Set task: Lines containing the string "comprende" are to be counted; report only how many there are.

Dataset extract:
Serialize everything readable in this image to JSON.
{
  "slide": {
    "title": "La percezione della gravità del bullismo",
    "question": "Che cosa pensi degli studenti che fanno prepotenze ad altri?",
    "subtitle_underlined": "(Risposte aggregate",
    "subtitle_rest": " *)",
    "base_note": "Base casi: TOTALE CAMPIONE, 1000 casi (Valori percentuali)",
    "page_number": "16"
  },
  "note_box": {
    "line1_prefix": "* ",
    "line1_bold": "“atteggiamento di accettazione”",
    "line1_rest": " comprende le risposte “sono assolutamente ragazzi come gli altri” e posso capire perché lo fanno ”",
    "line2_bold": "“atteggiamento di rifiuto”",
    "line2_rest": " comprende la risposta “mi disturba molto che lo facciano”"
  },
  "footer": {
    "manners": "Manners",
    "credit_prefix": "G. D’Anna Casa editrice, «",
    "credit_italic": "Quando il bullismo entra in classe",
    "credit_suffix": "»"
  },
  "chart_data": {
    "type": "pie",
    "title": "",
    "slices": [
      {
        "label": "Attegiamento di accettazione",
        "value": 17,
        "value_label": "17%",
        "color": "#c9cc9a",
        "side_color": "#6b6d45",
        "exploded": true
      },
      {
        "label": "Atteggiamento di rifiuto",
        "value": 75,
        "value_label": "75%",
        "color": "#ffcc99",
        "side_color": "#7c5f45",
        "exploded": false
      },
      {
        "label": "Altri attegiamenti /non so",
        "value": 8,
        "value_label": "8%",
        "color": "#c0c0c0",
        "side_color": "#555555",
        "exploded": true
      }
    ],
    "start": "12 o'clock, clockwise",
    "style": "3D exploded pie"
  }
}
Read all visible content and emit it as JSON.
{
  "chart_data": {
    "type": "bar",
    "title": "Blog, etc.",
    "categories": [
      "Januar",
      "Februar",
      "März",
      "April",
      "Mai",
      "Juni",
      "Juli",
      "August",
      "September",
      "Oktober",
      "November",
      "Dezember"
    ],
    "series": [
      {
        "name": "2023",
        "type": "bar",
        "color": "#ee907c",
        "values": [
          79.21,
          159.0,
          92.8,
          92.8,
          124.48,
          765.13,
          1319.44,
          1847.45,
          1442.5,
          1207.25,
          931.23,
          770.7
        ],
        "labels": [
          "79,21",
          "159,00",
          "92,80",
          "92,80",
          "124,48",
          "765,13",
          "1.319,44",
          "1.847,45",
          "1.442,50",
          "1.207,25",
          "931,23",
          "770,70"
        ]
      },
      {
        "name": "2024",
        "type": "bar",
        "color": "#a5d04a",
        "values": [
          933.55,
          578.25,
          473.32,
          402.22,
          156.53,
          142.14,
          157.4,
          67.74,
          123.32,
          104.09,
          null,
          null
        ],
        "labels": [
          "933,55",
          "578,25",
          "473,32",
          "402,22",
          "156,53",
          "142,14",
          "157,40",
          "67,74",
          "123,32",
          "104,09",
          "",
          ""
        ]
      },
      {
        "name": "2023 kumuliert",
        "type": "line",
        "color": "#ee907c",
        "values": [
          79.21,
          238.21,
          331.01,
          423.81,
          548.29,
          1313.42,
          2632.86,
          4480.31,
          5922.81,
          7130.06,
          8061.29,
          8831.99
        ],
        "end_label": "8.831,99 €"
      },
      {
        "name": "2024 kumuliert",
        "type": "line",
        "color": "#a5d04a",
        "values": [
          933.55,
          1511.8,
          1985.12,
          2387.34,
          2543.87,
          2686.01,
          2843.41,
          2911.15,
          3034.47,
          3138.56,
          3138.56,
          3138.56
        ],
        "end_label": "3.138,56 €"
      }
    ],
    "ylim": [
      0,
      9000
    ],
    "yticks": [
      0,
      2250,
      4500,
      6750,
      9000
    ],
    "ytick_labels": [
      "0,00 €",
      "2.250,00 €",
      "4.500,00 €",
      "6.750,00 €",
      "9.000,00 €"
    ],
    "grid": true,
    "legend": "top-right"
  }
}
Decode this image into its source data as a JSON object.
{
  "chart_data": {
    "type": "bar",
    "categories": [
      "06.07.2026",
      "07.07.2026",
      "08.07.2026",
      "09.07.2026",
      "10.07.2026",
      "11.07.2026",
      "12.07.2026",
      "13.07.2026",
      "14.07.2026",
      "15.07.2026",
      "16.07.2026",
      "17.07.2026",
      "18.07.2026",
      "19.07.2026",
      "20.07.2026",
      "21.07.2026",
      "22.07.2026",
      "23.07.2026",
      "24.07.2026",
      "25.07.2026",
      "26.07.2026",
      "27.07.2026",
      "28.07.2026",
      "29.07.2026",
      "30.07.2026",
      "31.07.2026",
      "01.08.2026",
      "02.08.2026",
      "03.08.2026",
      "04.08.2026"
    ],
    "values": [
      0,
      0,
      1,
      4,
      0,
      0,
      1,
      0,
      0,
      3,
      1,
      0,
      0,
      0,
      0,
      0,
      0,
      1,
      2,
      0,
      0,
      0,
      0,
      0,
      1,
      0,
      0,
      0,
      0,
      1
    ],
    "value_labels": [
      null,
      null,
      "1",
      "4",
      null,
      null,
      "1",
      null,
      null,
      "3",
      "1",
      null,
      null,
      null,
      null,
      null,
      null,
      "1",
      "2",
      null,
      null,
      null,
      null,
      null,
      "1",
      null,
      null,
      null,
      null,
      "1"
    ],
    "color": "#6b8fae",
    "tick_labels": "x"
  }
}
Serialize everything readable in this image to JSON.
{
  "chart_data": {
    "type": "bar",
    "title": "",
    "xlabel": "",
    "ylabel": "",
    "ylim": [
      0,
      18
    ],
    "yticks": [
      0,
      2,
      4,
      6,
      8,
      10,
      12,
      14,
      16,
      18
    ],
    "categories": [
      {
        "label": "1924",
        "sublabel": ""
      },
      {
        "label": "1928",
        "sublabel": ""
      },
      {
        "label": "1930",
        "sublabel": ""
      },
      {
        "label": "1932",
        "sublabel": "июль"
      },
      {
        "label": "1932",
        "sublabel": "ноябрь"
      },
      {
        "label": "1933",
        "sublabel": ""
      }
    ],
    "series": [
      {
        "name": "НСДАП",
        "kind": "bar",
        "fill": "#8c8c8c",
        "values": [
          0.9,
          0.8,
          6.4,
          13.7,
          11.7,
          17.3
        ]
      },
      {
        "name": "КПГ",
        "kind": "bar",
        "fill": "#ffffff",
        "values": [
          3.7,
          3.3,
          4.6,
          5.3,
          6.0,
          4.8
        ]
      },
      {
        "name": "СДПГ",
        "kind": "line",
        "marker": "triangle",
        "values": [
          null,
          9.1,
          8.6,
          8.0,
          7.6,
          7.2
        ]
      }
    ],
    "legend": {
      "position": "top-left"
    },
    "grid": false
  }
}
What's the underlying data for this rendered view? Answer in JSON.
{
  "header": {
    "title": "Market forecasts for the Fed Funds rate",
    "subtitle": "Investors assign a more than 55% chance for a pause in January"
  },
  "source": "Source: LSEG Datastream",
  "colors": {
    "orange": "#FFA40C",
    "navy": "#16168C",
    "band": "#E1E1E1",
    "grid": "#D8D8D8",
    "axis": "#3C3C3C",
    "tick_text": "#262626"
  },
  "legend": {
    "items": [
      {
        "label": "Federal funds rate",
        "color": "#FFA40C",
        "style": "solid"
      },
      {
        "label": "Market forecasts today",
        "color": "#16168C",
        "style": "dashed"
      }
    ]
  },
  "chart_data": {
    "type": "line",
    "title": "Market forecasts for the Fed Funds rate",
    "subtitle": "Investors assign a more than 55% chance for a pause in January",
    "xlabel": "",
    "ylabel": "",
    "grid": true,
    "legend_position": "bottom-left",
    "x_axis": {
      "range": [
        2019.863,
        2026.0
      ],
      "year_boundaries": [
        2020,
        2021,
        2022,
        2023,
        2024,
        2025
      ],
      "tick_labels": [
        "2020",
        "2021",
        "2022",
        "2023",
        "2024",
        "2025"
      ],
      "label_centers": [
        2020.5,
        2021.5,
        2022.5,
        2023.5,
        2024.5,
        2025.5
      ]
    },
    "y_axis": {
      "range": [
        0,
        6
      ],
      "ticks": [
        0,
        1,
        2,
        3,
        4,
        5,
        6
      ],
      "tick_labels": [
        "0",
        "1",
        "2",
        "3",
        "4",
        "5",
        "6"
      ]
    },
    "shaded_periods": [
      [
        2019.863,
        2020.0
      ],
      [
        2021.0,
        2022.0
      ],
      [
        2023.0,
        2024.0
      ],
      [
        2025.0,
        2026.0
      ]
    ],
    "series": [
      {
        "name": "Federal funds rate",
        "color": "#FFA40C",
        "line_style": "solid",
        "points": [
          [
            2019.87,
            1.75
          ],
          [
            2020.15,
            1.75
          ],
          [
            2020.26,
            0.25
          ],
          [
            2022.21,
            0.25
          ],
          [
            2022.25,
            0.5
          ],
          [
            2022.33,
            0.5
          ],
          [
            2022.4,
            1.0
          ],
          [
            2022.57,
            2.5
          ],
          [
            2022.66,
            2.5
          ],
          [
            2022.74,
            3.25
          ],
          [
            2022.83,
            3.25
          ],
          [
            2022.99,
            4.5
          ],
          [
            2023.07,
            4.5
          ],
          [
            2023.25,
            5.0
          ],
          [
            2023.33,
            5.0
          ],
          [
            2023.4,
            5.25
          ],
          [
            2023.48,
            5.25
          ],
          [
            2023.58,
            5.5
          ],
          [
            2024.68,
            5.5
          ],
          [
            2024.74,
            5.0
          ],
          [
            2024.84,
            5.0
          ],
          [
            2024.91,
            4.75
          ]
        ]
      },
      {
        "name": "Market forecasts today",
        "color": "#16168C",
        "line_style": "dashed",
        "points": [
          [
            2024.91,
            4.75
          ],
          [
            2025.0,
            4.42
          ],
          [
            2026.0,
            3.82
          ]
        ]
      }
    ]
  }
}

Written answer: 2